Tally up the lines that include "providing" and state that number by itself.

───── Supplied material

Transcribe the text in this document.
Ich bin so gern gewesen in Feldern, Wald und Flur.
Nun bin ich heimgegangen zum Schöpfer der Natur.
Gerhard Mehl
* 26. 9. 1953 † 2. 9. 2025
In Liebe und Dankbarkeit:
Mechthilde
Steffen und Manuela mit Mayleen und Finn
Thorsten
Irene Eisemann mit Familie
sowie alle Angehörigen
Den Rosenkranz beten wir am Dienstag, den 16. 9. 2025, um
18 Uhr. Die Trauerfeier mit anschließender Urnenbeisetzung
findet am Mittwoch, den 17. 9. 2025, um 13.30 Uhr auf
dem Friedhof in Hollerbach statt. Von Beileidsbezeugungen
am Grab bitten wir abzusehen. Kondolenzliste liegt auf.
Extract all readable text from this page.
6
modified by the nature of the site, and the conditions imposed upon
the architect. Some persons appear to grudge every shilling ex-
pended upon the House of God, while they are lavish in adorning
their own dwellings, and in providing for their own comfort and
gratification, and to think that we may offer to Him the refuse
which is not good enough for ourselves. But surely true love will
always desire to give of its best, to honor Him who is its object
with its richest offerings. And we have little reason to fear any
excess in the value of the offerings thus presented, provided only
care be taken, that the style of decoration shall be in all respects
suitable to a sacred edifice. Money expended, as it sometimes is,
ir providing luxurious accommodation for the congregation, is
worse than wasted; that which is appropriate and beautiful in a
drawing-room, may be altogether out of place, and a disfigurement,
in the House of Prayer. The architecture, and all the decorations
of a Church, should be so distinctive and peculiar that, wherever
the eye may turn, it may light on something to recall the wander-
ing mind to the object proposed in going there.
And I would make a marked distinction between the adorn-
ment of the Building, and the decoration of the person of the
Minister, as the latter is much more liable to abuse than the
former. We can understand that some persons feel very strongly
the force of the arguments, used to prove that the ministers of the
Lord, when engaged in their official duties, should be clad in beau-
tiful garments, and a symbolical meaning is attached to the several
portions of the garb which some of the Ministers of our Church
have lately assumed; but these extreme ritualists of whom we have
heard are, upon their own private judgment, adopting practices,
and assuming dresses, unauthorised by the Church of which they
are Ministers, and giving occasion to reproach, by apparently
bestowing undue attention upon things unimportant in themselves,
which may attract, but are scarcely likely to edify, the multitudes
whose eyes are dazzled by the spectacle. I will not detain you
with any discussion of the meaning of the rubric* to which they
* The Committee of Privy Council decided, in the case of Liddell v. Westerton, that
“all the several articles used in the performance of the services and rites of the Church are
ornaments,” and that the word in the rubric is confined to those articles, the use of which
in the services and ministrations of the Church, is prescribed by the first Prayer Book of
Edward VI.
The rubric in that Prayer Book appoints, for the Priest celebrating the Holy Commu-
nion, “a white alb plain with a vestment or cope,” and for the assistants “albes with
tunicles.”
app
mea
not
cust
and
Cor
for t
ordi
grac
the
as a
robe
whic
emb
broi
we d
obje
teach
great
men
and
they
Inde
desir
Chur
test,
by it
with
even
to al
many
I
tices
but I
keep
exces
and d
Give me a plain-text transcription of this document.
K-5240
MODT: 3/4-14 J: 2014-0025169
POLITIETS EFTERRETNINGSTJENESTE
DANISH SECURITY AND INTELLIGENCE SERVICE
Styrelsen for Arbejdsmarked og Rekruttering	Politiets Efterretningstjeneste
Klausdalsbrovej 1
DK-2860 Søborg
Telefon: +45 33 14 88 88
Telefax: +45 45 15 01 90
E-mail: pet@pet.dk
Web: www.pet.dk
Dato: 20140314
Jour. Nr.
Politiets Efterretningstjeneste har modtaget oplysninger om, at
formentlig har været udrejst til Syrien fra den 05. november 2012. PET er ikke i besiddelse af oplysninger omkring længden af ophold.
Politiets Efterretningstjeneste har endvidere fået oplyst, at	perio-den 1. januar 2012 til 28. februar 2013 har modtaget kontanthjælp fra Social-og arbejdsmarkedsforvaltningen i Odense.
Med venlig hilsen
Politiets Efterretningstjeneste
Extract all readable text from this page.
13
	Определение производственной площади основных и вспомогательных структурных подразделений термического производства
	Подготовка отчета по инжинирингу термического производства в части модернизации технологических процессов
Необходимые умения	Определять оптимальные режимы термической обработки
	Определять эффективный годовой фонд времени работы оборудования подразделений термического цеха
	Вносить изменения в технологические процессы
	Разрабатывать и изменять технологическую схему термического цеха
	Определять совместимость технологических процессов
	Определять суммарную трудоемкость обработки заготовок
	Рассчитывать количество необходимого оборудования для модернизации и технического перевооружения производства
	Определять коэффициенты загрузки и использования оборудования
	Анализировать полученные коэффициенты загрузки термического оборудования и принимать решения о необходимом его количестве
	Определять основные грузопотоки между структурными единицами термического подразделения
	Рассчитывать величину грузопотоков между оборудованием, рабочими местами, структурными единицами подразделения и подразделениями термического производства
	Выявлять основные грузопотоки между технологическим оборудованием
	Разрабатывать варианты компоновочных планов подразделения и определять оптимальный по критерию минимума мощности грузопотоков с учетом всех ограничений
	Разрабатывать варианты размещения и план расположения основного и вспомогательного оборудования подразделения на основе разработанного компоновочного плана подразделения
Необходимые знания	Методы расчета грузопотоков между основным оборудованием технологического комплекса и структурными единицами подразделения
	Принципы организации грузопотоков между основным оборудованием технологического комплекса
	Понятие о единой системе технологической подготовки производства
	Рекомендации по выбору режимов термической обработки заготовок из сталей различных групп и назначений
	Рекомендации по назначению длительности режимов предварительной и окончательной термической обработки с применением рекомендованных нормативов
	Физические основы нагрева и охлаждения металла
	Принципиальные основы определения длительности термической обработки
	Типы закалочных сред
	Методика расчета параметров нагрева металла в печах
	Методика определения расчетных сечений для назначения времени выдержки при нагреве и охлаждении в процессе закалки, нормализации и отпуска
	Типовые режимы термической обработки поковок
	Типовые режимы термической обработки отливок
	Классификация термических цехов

──────────

## Result for this exercise
2